Linklater is a formal innovator who has impressively managed to make his innovations accessible to a wide variety of audiences. Slacker, which borrowed its narrative-relay structure from Luis Bunuel’s The Phantom of Liberty, was shot on a budget of just over $20,000 and almost single-handedly spearheaded an independent filmmaking renaissance in America when it was released in 1991. Tape (2001), a gripping adaptation of Stephen Belber’s single-setting play, was shot on miniDV tape — thus adding another layer of meaning to the title (in addition to its referencing an audio-recording that prominently features in the plot); in an era when everyone else wanted to make video seem like film, Linklater intriguingly chose to emphasize Tape‘s video origins, incorporating the graininess of the digital-to-film transfer into his sleazy motel-room visual design. Both Waking Life (2001) and A Scanner Darkly (2006) pioneered “rotoscoping” animation (with its trippy, undulating textures), which can now be seen in television commercials for large corporations. But Linklater’s greatest formal innovations probably result from his experiments in structuring narratives around real-time sequences. Because he has always favored philosophical dialogue over physical action, Linklater typically also favors long takes to fast cutting, and many of his movies consequently take place over the course of a single day: Slacker, Dazed and Confused, Before Sunrise, SubUrbia, Tape, Waking Life, Before Sunset and Before Midnight all take place in a span of less than 24 hours. Additionally, Tape and Before Sunset are among the few feature films in the history of cinema that take place entirely in real time. The apotheosis of Linklater’s style can be found in Before Midnight, in which the lack of cutting and the choreography between the camera and the performers seem so organic to the material and achieve such a perfect sense of harmony that the film’s ostensible European-style “art-film” aesthetic has deservedly found success among general audiences — as if it were a more typical American-style rom-com.

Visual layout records
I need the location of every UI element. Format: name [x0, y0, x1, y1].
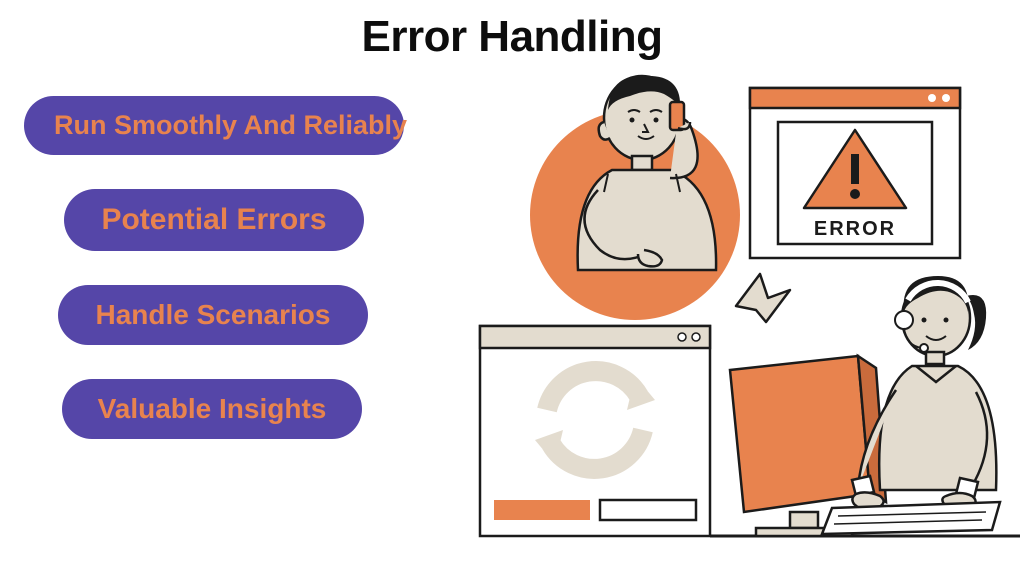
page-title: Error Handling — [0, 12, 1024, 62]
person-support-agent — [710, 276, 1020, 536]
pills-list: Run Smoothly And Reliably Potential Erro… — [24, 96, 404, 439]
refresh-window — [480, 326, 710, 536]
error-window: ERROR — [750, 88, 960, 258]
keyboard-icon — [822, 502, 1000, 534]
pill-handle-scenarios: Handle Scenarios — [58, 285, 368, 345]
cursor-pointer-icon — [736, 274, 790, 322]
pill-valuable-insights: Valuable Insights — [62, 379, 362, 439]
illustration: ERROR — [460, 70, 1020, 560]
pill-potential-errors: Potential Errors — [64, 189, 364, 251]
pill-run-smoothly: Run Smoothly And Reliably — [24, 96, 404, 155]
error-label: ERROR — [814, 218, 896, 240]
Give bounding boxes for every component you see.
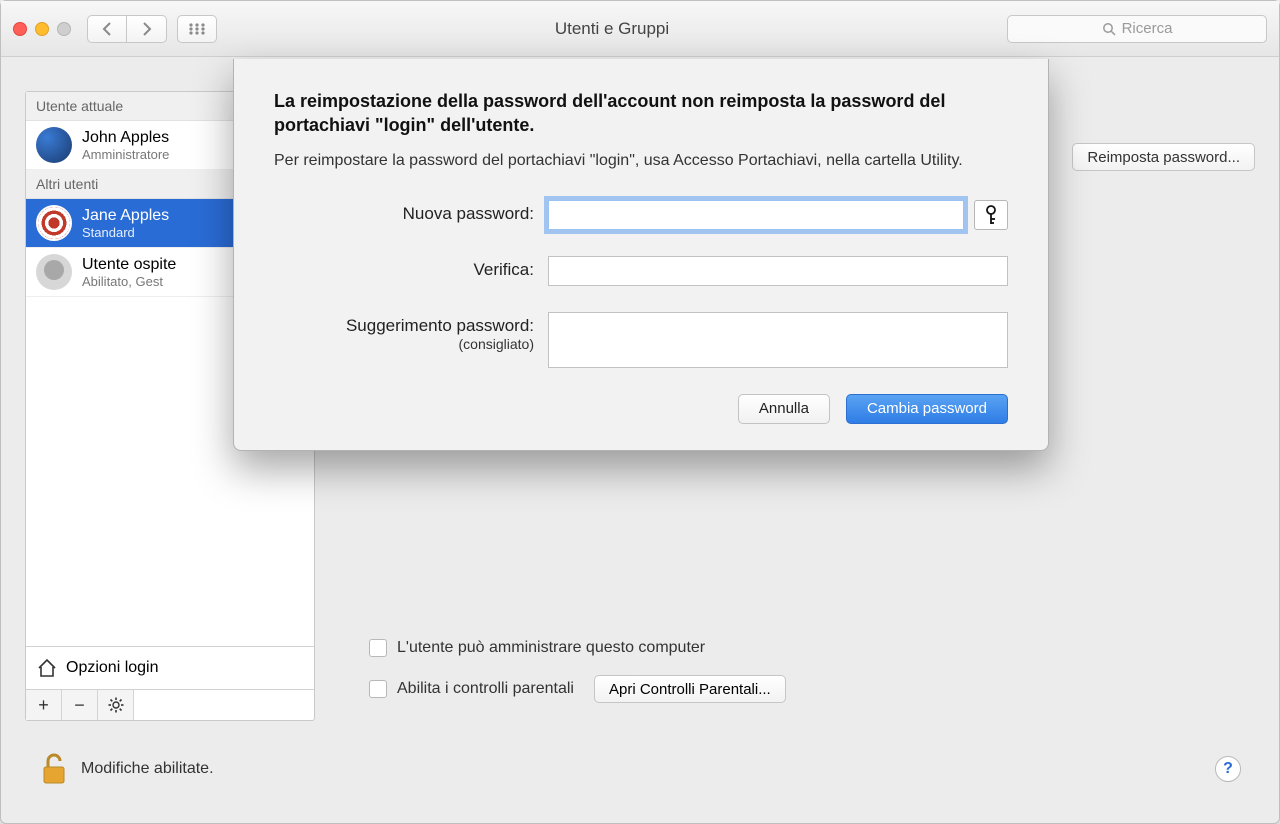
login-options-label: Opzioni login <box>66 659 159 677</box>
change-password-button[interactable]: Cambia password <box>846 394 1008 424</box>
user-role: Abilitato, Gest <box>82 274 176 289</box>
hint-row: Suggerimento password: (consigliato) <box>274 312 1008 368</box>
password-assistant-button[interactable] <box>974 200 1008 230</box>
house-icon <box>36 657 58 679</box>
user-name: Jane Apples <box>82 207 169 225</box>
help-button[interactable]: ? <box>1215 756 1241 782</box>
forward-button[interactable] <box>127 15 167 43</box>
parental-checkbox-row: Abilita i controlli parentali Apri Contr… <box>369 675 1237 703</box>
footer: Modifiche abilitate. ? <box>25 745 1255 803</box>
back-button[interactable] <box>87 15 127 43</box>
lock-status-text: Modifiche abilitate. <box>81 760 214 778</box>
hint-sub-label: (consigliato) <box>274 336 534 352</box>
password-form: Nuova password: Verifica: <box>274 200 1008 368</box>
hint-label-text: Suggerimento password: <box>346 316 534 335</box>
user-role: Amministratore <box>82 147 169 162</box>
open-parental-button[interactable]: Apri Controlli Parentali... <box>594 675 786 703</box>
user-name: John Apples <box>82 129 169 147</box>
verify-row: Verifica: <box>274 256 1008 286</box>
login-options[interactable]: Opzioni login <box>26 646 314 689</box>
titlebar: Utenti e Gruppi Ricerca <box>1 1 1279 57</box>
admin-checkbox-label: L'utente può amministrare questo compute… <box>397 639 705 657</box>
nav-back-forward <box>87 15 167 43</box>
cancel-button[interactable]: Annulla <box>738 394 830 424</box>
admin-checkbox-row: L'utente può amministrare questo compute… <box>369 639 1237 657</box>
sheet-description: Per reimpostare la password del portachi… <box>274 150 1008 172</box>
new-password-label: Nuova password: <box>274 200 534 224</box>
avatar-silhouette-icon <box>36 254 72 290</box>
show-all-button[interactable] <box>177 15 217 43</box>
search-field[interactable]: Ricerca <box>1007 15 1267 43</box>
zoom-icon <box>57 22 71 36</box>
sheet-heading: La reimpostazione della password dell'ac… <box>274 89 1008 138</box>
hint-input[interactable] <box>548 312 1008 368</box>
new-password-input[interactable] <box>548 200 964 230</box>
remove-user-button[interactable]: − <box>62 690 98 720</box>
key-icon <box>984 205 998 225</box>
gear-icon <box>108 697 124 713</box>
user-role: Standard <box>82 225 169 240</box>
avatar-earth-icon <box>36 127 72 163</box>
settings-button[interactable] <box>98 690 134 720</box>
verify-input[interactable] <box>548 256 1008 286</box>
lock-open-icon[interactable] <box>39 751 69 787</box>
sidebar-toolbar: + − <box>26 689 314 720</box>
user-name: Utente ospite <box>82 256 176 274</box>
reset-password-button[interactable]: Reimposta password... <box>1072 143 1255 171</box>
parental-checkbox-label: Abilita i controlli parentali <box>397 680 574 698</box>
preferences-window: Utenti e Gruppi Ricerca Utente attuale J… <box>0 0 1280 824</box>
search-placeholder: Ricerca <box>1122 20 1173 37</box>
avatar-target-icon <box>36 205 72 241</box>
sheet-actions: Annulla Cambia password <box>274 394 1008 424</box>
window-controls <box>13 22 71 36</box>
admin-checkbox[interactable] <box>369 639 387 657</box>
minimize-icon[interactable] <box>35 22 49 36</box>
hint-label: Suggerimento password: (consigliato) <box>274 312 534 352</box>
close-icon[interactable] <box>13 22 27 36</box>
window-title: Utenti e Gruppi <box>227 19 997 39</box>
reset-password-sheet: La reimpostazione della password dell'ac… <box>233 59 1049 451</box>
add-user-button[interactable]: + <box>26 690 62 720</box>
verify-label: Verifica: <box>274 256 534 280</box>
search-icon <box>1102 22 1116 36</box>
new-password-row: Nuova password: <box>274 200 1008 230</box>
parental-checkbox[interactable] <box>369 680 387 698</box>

### Actions to take
**A.** In the records, rewrite the stretch from the line containing "login-options-label: Opzioni login" through the line containing "zoom-icon <box>57 22 71 36</box>" as a numbered list, omitting any blank lines.
**B.** Continue the passage on Linklater's films from where it stops.

### Expected answers
**A.**
1. login-options-label: Opzioni login <box>66 659 159 677</box>
2. change-password-button[interactable]: Cambia password <box>846 394 1008 424</box>
3. user-role: Abilitato, Gest <box>82 274 176 289</box>
4. hint-row: Suggerimento password: (consigliato) <box>274 312 1008 368</box>
5. password-assistant-button[interactable] <box>974 200 1008 230</box>
6. house-icon <box>36 657 58 679</box>
7. user-name: Jane Apples <box>82 207 169 225</box>
8. help-button[interactable]: ? <box>1215 756 1241 782</box>
9. forward-button[interactable] <box>127 15 167 43</box>
10. parental-checkbox-row: Abilita i controlli parentali Apri Contr… <box>369 675 1237 703</box>
11. footer: Modifiche abilitate. ? <box>25 745 1255 803</box>
12. back-button[interactable] <box>87 15 127 43</box>
13. lock-status-text: Modifiche abilitate. <box>81 760 214 778</box>
14. hint-sub-label: (consigliato) <box>274 336 534 352</box>
15. password-form: Nuova password: Verifica: <box>274 200 1008 368</box>
16. hint-label-text: Suggerimento password: <box>346 316 534 335</box>
17. user-role: Amministratore <box>82 147 169 162</box>
18. open-parental-button[interactable]: Apri Controlli Parentali... <box>594 675 786 703</box>
19. user-name: John Apples <box>82 129 169 147</box>
20. verify-row: Verifica: <box>274 256 1008 286</box>
21. login-options[interactable]: Opzioni login <box>26 646 314 689</box>
22. titlebar: Utenti e Gruppi Ricerca <box>1 1 1279 57</box>
23. admin-checkbox-label: L'utente può amministrare questo compute… <box>397 639 705 657</box>
24. nav-back-forward <box>87 15 167 43</box>
25. cancel-button[interactable]: Annulla <box>738 394 830 424</box>
26. admin-checkbox-row: L'utente può amministrare questo compute… <box>369 639 1237 657</box>
27. sheet-description: Per reimpostare la password del portachi… <box>274 150 1008 172</box>
28. new-password-label: Nuova password: <box>274 200 534 224</box>
29. avatar-silhouette-icon <box>36 254 72 290</box>
30. show-all-button[interactable] <box>177 15 217 43</box>
31. search-field[interactable]: Ricerca <box>1007 15 1267 43</box>
32. zoom-icon <box>57 22 71 36</box>

**B.**
And all of this is to say nothing of Linklater’s skills as a writer (the progress of which can be charted from the way his characters have evolved from charming-but-irresponsible adolescent autodidacts to charming-but-mature and sensitive adults) and as a director of actors (he is particularly good at directing children and non-actors — see again the extraordinary School of Rock — and his seven-films-and-counting collaboration with Ethan Hawke must surely rank as one of the most fruitful director-actor partnerships of modern times).
Below is my subjective countdown, from worst to best, of all of Richard Linklater’s feature films. In case it isn’t obvious from the rankings, I believe Linklater’s art underwent a quantum leap in terms of quality between the 1998 release of The Newton Boys and the 2001 releases of Waking Life and Tape (both of which premiered at that year’s Sundance Film Festival):
17. It’s Impossible to Learn to Plow by Reading Books (1988)
16. SubUrbia (1996)
15. Bad News Bears (2005)
14. The Newton Boys (1998)
13. Fast Food Nation (2006)
12. Tape (2001)
11. Me and Orson Welles (2008)
10. Slacker (1991)
9. Before Sunrise (1995)
8. Waking Life (2001)
7. School of Rock (2003)
6. Dazed and Confused (1993)
5. Bernie (2011)
4. A Scanner Darkly (2006)
3. Before Midnight (2013)
2. Before Sunset (2004)
1. Boyhood (2014)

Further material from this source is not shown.